***** RECORD LIST

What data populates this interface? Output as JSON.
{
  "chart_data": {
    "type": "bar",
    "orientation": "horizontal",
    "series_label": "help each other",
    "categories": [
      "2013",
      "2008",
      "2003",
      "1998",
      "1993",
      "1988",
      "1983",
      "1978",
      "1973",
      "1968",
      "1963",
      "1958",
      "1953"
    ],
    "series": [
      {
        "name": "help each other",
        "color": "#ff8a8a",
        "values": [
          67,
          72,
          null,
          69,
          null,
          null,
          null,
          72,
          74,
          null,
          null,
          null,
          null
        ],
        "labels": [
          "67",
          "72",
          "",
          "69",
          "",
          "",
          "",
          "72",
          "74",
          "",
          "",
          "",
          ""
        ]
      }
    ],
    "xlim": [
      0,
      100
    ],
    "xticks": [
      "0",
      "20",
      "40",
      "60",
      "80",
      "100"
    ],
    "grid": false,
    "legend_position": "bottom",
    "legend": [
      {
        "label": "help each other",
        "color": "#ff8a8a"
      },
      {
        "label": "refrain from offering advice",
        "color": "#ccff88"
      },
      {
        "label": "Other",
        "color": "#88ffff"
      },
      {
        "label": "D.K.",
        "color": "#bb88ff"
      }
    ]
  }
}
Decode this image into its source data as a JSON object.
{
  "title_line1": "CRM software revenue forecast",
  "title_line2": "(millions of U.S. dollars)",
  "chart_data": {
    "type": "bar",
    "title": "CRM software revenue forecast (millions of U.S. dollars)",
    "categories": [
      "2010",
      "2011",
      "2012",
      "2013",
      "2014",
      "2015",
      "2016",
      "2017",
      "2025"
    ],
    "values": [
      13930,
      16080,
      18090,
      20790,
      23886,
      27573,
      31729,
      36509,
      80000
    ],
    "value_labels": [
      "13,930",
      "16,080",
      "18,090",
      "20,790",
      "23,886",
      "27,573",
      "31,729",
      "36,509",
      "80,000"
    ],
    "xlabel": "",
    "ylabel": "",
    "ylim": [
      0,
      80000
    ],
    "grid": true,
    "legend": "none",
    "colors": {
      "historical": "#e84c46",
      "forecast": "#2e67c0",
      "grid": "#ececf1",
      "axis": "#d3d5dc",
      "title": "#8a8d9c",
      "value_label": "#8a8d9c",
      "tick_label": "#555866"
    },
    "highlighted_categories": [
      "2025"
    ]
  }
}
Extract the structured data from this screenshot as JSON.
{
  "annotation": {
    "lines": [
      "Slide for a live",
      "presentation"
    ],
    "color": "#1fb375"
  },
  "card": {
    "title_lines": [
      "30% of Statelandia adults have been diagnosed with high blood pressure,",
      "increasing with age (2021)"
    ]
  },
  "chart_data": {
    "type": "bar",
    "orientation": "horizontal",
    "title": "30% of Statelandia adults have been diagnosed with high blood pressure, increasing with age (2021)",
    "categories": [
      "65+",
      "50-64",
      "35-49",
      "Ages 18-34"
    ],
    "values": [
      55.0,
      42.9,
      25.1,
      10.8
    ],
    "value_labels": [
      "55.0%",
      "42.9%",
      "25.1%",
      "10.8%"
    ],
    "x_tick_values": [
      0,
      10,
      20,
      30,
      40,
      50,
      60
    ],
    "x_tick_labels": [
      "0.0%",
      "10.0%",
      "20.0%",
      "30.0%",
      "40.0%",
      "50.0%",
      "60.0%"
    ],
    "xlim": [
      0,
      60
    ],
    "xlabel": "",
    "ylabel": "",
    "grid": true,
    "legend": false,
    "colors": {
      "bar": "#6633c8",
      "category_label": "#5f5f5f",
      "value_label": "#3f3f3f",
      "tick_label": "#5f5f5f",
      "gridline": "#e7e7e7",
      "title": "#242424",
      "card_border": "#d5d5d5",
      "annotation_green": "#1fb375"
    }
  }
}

**********

OBJECTIVE: Find each line that has the word "Statelandia", then copy it out.

RESULT BELOW:
      "30% of Statelandia adults have been diagnosed with high blood pressure,",
    "title": "30% of Statelandia adults have been diagnosed with high blood pressure, increasing with age (2021)",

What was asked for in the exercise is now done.